Determine which lines of the records include the word "content", and copy them.

DATA IN THIS EXERCISE:
┄┄┄┄┄┄┄┄┄┄┄┄┄┄┄┄┄┄┄┄
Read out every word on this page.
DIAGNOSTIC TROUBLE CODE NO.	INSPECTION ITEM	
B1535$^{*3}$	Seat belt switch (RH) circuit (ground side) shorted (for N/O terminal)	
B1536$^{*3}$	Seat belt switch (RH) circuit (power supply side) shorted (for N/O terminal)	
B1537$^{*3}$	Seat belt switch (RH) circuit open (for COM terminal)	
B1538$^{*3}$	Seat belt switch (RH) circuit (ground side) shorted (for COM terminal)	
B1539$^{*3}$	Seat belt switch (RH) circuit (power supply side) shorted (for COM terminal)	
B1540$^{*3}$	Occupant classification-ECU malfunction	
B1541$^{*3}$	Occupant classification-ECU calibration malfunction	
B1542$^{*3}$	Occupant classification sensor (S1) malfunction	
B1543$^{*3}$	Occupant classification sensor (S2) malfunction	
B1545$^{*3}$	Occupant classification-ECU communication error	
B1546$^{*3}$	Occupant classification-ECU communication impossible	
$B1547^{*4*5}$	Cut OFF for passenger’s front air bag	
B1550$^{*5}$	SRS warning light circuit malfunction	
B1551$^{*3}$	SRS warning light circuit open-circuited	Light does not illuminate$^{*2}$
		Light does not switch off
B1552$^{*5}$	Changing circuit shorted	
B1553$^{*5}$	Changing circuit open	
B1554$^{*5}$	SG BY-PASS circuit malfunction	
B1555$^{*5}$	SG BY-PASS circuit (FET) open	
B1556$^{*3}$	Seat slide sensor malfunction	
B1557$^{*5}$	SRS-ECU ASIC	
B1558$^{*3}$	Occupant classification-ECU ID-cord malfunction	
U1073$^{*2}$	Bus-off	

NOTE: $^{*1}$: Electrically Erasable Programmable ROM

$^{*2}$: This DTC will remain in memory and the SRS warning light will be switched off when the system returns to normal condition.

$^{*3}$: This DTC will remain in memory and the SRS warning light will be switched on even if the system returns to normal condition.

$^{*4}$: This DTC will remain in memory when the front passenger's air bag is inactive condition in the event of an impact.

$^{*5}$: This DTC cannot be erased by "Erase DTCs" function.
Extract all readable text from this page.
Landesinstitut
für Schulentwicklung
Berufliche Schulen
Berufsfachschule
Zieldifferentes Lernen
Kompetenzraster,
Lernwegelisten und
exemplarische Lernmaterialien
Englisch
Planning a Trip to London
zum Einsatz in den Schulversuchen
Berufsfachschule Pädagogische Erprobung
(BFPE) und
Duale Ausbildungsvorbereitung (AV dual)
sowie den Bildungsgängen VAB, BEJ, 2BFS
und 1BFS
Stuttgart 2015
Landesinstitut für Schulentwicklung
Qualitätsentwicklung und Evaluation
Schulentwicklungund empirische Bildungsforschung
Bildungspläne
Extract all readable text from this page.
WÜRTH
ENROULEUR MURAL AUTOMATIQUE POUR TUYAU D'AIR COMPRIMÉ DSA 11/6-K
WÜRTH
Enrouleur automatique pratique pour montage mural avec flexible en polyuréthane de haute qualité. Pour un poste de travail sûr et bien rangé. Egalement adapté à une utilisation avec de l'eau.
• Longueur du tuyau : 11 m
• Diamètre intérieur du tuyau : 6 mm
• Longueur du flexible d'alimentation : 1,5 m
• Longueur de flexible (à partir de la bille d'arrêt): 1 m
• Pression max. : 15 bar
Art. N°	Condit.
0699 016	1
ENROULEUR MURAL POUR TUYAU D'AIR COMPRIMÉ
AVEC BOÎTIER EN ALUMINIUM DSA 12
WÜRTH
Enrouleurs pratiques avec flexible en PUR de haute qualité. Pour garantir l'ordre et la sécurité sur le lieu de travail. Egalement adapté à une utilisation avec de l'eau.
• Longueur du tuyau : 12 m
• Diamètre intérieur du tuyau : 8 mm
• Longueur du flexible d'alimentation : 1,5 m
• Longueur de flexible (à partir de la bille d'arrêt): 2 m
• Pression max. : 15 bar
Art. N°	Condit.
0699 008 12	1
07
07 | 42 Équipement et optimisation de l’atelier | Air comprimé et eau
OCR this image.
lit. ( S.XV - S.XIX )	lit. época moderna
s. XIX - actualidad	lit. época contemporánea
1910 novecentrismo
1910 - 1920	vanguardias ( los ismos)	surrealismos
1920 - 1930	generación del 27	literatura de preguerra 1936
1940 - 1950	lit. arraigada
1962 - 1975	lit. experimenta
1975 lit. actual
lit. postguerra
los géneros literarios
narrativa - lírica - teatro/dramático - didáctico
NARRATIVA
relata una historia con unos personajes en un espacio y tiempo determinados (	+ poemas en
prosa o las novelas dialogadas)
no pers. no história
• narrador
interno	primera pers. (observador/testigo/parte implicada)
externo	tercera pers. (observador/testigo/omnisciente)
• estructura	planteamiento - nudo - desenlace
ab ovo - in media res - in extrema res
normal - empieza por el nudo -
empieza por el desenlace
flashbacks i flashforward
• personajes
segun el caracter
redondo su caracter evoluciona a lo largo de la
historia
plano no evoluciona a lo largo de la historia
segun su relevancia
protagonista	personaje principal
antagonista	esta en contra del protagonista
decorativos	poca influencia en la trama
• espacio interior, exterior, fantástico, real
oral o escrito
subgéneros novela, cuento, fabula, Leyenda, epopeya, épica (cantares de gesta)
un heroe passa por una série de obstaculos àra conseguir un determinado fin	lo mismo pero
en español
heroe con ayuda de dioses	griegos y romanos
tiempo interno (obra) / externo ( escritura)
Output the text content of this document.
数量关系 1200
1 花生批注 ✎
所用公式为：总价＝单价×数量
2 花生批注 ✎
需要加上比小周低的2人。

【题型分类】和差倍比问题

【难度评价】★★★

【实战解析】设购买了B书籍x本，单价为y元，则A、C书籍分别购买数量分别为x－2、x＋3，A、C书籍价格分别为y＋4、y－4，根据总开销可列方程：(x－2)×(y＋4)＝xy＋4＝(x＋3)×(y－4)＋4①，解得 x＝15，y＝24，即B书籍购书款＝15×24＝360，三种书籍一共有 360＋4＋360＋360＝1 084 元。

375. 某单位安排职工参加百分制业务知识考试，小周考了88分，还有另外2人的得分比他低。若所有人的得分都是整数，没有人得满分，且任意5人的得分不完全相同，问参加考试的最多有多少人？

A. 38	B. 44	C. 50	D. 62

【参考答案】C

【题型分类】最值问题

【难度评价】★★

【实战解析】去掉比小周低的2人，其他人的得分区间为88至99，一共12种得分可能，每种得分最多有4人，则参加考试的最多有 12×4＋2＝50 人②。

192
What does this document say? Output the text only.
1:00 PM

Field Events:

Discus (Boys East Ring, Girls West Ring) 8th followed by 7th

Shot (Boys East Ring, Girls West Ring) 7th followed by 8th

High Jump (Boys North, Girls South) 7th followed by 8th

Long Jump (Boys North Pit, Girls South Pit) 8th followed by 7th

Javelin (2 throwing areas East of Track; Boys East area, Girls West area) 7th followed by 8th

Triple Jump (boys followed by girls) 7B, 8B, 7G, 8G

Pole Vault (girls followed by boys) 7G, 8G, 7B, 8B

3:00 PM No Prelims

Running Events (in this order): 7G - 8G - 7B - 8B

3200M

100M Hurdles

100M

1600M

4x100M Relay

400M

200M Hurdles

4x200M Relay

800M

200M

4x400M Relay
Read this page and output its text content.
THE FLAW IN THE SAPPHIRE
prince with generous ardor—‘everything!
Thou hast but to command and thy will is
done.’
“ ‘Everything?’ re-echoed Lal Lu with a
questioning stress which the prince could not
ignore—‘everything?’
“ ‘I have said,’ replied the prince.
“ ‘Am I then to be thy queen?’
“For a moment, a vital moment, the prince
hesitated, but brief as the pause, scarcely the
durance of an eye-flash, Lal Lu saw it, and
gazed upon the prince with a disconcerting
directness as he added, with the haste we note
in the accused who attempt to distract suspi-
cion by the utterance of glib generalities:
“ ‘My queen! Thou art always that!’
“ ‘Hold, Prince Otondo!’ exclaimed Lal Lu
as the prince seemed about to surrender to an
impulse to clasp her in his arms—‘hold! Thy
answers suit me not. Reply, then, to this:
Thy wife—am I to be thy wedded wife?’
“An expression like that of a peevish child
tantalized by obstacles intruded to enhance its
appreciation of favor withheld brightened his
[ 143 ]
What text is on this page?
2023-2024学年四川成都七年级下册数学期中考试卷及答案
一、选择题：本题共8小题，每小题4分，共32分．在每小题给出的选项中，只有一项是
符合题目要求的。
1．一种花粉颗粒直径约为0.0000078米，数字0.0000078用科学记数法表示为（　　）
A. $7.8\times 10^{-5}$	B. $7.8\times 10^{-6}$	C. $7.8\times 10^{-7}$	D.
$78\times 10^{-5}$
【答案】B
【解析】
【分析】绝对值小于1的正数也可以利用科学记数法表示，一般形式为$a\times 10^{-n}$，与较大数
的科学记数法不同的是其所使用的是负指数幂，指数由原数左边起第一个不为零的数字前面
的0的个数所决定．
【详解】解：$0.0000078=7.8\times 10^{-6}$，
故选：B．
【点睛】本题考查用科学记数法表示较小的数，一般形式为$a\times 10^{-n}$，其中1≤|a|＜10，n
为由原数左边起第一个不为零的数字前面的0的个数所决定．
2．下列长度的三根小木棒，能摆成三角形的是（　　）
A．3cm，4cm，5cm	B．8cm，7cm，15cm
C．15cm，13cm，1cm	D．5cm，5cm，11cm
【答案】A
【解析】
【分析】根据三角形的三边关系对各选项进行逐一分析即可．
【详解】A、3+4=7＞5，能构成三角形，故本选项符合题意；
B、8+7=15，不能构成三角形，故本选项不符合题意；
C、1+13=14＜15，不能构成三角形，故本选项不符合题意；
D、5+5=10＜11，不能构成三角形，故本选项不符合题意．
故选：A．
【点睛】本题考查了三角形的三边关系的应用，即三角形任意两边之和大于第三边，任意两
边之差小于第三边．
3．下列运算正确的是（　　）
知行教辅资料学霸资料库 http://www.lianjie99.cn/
┄┄┄┄┄┄┄┄┄┄┄┄┄┄┄┄┄┄┄┄
FINISHED ANSWER:
Output the text content of this document.
Read this page and output its text content.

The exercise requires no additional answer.